Task requirements: Format every line of the records below as a numbered list, skipping blank lines. Leave the pictures out.

==== Records for this exercise ====

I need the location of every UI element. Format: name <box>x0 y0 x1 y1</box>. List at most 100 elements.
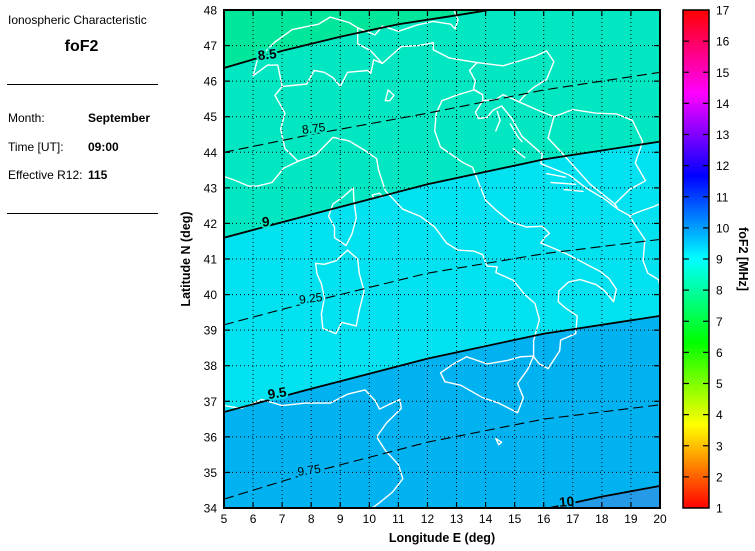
contour-label-8.75: 8.75 <box>301 120 326 137</box>
contour-label-9: 9 <box>261 214 270 230</box>
x-tick-label: 7 <box>279 512 286 526</box>
r12-label: Effective R12: <box>8 168 83 182</box>
colorbar-tick-label: 6 <box>716 346 723 360</box>
contour-line-9.25 <box>224 238 660 326</box>
characteristic-title: foF2 <box>64 38 99 55</box>
coastline-path <box>474 99 660 287</box>
month-value: September <box>88 111 151 125</box>
contour-line-9 <box>224 140 660 239</box>
coastline-path <box>628 203 660 217</box>
y-tick-label: 37 <box>204 395 218 409</box>
y-tick-label: 44 <box>204 146 218 160</box>
time-label: Time [UT]: <box>8 140 64 154</box>
x-tick-label: 18 <box>595 512 609 526</box>
separator-top <box>7 84 158 85</box>
coastline-path <box>614 119 647 205</box>
coastline-path <box>495 110 501 132</box>
contour-label-8.5: 8.5 <box>257 46 278 63</box>
y-tick-label: 42 <box>204 217 218 231</box>
sidebar-heading: Ionospheric Characteristic <box>8 13 147 27</box>
x-tick-label: 9 <box>337 512 344 526</box>
plot-border <box>223 9 661 509</box>
coastline-path <box>274 85 299 162</box>
colorbar-tick-label: 4 <box>716 408 723 422</box>
y-tick-label: 43 <box>204 181 218 195</box>
contour-label-10: 10 <box>558 494 574 510</box>
x-tick-label: 6 <box>250 512 257 526</box>
y-tick-labels: 34 35 36 37 38 39 40 41 42 43 44 45 46 47 48 <box>204 4 218 516</box>
y-axis-title: Latitude N (deg) <box>179 211 193 306</box>
x-tick-label: 12 <box>421 512 435 526</box>
y-tick-label: 34 <box>204 502 218 516</box>
x-tick-label: 5 <box>221 512 228 526</box>
contour-line-8.75 <box>224 71 660 153</box>
y-tick-label: 48 <box>204 4 218 18</box>
contour-line-9.5 <box>224 315 660 413</box>
x-tick-label: 10 <box>363 512 377 526</box>
colorbar-tick-label: 15 <box>716 66 730 80</box>
y-tick-label: 39 <box>204 324 218 338</box>
x-axis-title: Longitude E (deg) <box>389 531 495 545</box>
month-label: Month: <box>8 111 45 125</box>
colorbar-tick-label: 1 <box>716 502 723 516</box>
x-tick-labels: 5 6 7 8 9 10 11 12 13 14 15 16 17 18 19 20 <box>221 512 667 526</box>
map-content: 8.5 8.75 9 9.25 9.5 9.75 10 <box>224 10 660 510</box>
colorbar-tick-label: 7 <box>716 315 723 329</box>
contour-labels: 8.5 8.75 9 9.25 9.5 9.75 10 <box>255 44 577 510</box>
contour-label-9.25: 9.25 <box>298 290 323 307</box>
y-tick-label: 41 <box>204 253 218 267</box>
x-tick-label: 13 <box>450 512 464 526</box>
x-tick-label: 8 <box>308 512 315 526</box>
coastline-path <box>381 42 548 67</box>
coastline-path <box>563 188 584 193</box>
coastline-path <box>495 437 503 446</box>
contour-label-9.75: 9.75 <box>297 462 322 479</box>
colorbar <box>682 9 710 509</box>
contour-line-8.5 <box>224 10 496 69</box>
coastline-path <box>439 355 535 414</box>
contour-line-10 <box>549 485 660 508</box>
coastline-path <box>224 89 618 370</box>
r12-value: 115 <box>88 168 108 182</box>
coastline-path <box>327 187 357 247</box>
y-tick-label: 35 <box>204 466 218 480</box>
coastline-path <box>545 172 567 178</box>
coastline-path <box>314 249 365 335</box>
x-tick-label: 17 <box>566 512 580 526</box>
colorbar-border <box>682 9 710 509</box>
y-tick-label: 38 <box>204 359 218 373</box>
colorbar-tick-label: 14 <box>716 97 730 111</box>
colorbar-tick-label: 11 <box>716 190 729 204</box>
contour-label-9.5: 9.5 <box>267 384 288 402</box>
map-fills <box>224 10 660 508</box>
plot-frame <box>223 9 661 509</box>
colorbar-title: foF2 [MHz] <box>736 227 750 291</box>
coastline-path <box>224 389 404 508</box>
colorbar-tick-label: 12 <box>716 159 730 173</box>
coastline-path <box>518 101 634 122</box>
colorbar-tick-label: 9 <box>716 253 723 267</box>
colorbar-tick-label: 13 <box>716 128 730 142</box>
y-tick-label: 36 <box>204 430 218 444</box>
colorbar-tick-label: 5 <box>716 377 723 391</box>
coastline-path <box>509 123 523 143</box>
colorbar-tick-label: 10 <box>716 221 730 235</box>
colorbar-tick-label: 8 <box>716 284 723 298</box>
coastline-path <box>384 89 395 102</box>
y-tick-label: 45 <box>204 110 218 124</box>
coastline-path <box>357 10 459 36</box>
x-tick-label: 16 <box>537 512 551 526</box>
y-tick-label: 47 <box>204 39 218 53</box>
sidebar: Ionospheric Characteristic foF2 Month: S… <box>0 0 165 551</box>
fill-band-8-8.5 <box>224 10 490 68</box>
contour-lines <box>224 10 660 508</box>
y-tick-label: 40 <box>204 288 218 302</box>
colorbar-tick-label: 3 <box>716 439 723 453</box>
x-tick-label: 11 <box>392 512 405 526</box>
grid-lines <box>224 10 660 508</box>
colorbar-tick-label: 16 <box>716 35 730 49</box>
time-value: 09:00 <box>88 140 119 154</box>
coastline-path <box>550 181 577 186</box>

====

Task solution:
1. I need the location of every UI element. Format: name <box>x0 y0 x1 y1</box>. List at most 100 elements.
2. contour-label-8.75: 8.75 <box>301 120 326 137</box>
3. contour-label-9: 9 <box>261 214 270 230</box>
4. x-tick-label: 7 <box>279 512 286 526</box>
5. r12-label: Effective R12: <box>8 168 83 182</box>
6. colorbar-tick-label: 6 <box>716 346 723 360</box>
7. contour-line-9.25 <box>224 238 660 326</box>
8. characteristic-title: foF2 <box>64 38 99 55</box>
9. coastline-path <box>474 99 660 287</box>
10. month-value: September <box>88 111 151 125</box>
11. contour-line-9 <box>224 140 660 239</box>
12. coastline-path <box>628 203 660 217</box>
13. y-tick-label: 37 <box>204 395 218 409</box>
14. y-tick-label: 44 <box>204 146 218 160</box>
15. time-label: Time [UT]: <box>8 140 64 154</box>
16. x-tick-label: 18 <box>595 512 609 526</box>
17. separator-top <box>7 84 158 85</box>
18. coastline-path <box>614 119 647 205</box>
19. coastline-path <box>495 110 501 132</box>
20. contour-label-8.5: 8.5 <box>257 46 278 63</box>
21. y-tick-label: 42 <box>204 217 218 231</box>
22. sidebar-heading: Ionospheric Characteristic <box>8 13 147 27</box>
23. x-tick-label: 9 <box>337 512 344 526</box>
24. plot-border <box>223 9 661 509</box>
25. coastline-path <box>274 85 299 162</box>
26. colorbar-tick-label: 4 <box>716 408 723 422</box>
27. y-tick-label: 43 <box>204 181 218 195</box>
28. contour-label-10: 10 <box>558 494 574 510</box>
29. x-tick-label: 6 <box>250 512 257 526</box>
30. y-tick-labels: 34 35 36 37 38 39 40 41 42 43 44 45 46 47 48 <box>204 4 218 516</box>
31. y-axis-title: Latitude N (deg) <box>179 211 193 306</box>
32. x-tick-label: 12 <box>421 512 435 526</box>
33. y-tick-label: 34 <box>204 502 218 516</box>
34. x-tick-label: 5 <box>221 512 228 526</box>
35. contour-line-8.75 <box>224 71 660 153</box>
36. y-tick-label: 48 <box>204 4 218 18</box>
37. contour-line-9.5 <box>224 315 660 413</box>
38. x-tick-label: 10 <box>363 512 377 526</box>
39. colorbar-tick-label: 15 <box>716 66 730 80</box>
40. y-tick-label: 39 <box>204 324 218 338</box>
41. x-axis-title: Longitude E (deg) <box>389 531 495 545</box>
42. month-label: Month: <box>8 111 45 125</box>
43. colorbar-tick-label: 1 <box>716 502 723 516</box>
44. x-tick-labels: 5 6 7 8 9 10 11 12 13 14 15 16 17 18 19 20 <box>221 512 667 526</box>
45. map-content: 8.5 8.75 9 9.25 9.5 9.75 10 <box>224 10 660 510</box>
46. colorbar-tick-label: 7 <box>716 315 723 329</box>
47. contour-labels: 8.5 8.75 9 9.25 9.5 9.75 10 <box>255 44 577 510</box>
48. contour-label-9.25: 9.25 <box>298 290 323 307</box>
49. y-tick-label: 41 <box>204 253 218 267</box>
50. x-tick-label: 13 <box>450 512 464 526</box>
51. x-tick-label: 8 <box>308 512 315 526</box>
52. coastline-path <box>381 42 548 67</box>
53. coastline-path <box>563 188 584 193</box>
54. coastline-path <box>495 437 503 446</box>
55. contour-label-9.75: 9.75 <box>297 462 322 479</box>
56. colorbar <box>682 9 710 509</box>
57. contour-line-8.5 <box>224 10 496 69</box>
58. coastline-path <box>439 355 535 414</box>
59. contour-line-10 <box>549 485 660 508</box>
60. coastline-path <box>224 89 618 370</box>
61. r12-value: 115 <box>88 168 108 182</box>
62. coastline-path <box>327 187 357 247</box>
63. y-tick-label: 35 <box>204 466 218 480</box>
64. coastline-path <box>545 172 567 178</box>
65. coastline-path <box>314 249 365 335</box>
66. x-tick-label: 17 <box>566 512 580 526</box>
67. colorbar-border <box>682 9 710 509</box>
68. y-tick-label: 38 <box>204 359 218 373</box>
69. colorbar-tick-label: 14 <box>716 97 730 111</box>
70. colorbar-tick-label: 11 <box>716 190 729 204</box>
71. contour-label-9.5: 9.5 <box>267 384 288 402</box>
72. map-fills <box>224 10 660 508</box>
73. plot-frame <box>223 9 661 509</box>
74. colorbar-title: foF2 [MHz] <box>736 227 750 291</box>
75. coastline-path <box>224 389 404 508</box>
76. colorbar-tick-label: 12 <box>716 159 730 173</box>
77. coastline-path <box>518 101 634 122</box>
78. colorbar-tick-label: 9 <box>716 253 723 267</box>
79. colorbar-tick-label: 13 <box>716 128 730 142</box>
80. y-tick-label: 36 <box>204 430 218 444</box>
81. colorbar-tick-label: 5 <box>716 377 723 391</box>
82. coastline-path <box>509 123 523 143</box>
83. colorbar-tick-label: 10 <box>716 221 730 235</box>
84. colorbar-tick-label: 8 <box>716 284 723 298</box>
85. coastline-path <box>384 89 395 102</box>
86. y-tick-label: 45 <box>204 110 218 124</box>
87. coastline-path <box>357 10 459 36</box>
88. x-tick-label: 16 <box>537 512 551 526</box>
89. y-tick-label: 47 <box>204 39 218 53</box>
90. sidebar: Ionospheric Characteristic foF2 Month: S… <box>0 0 165 551</box>
91. fill-band-8-8.5 <box>224 10 490 68</box>
92. contour-lines <box>224 10 660 508</box>
93. y-tick-label: 40 <box>204 288 218 302</box>
94. colorbar-tick-label: 3 <box>716 439 723 453</box>
95. x-tick-label: 11 <box>392 512 405 526</box>
96. grid-lines <box>224 10 660 508</box>
97. colorbar-tick-label: 16 <box>716 35 730 49</box>
98. time-value: 09:00 <box>88 140 119 154</box>
99. coastline-path <box>550 181 577 186</box>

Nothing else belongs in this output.